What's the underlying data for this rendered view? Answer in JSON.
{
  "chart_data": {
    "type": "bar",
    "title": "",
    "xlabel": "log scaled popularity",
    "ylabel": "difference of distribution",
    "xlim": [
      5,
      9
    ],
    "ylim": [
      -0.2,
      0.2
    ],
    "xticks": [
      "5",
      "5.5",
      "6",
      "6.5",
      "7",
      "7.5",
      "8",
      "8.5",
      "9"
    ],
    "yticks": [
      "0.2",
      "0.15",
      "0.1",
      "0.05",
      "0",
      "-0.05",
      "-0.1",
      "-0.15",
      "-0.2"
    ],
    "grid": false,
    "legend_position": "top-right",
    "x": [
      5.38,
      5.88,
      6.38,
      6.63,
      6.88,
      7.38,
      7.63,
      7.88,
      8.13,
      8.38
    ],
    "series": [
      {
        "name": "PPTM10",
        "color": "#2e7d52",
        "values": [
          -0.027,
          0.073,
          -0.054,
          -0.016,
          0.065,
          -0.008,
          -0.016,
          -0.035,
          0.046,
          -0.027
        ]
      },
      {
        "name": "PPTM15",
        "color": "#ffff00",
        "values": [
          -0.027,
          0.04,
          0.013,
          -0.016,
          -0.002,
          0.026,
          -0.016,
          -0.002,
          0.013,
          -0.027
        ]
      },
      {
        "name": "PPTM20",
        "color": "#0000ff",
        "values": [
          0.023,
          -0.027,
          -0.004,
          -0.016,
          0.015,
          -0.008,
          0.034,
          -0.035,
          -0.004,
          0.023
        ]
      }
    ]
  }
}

○ ○ ○

* [STATED TASK]
Extract every entry above as it appears.

* [ANSWER TO THIS EXERCISE]
What's the underlying data for this rendered view? Answer in JSON.
{
  "chart_data": {
    "type": "bar",
    "title": "",
    "xlabel": "log scaled popularity",
    "ylabel": "difference of distribution",
    "xlim": [
      5,
      9
    ],
    "ylim": [
      -0.2,
      0.2
    ],
    "xticks": [
      "5",
      "5.5",
      "6",
      "6.5",
      "7",
      "7.5",
      "8",
      "8.5",
      "9"
    ],
    "yticks": [
      "0.2",
      "0.15",
      "0.1",
      "0.05",
      "0",
      "-0.05",
      "-0.1",
      "-0.15",
      "-0.2"
    ],
    "grid": false,
    "legend_position": "top-right",
    "x": [
      5.38,
      5.88,
      6.38,
      6.63,
      6.88,
      7.38,
      7.63,
      7.88,
      8.13,
      8.38
    ],
    "series": [
      {
        "name": "PPTM10",
        "color": "#2e7d52",
        "values": [
          -0.027,
          0.073,
          -0.054,
          -0.016,
          0.065,
          -0.008,
          -0.016,
          -0.035,
          0.046,
          -0.027
        ]
      },
      {
        "name": "PPTM15",
        "color": "#ffff00",
        "values": [
          -0.027,
          0.04,
          0.013,
          -0.016,
          -0.002,
          0.026,
          -0.016,
          -0.002,
          0.013,
          -0.027
        ]
      },
      {
        "name": "PPTM20",
        "color": "#0000ff",
        "values": [
          0.023,
          -0.027,
          -0.004,
          -0.016,
          0.015,
          -0.008,
          0.034,
          -0.035,
          -0.004,
          0.023
        ]
      }
    ]
  }
}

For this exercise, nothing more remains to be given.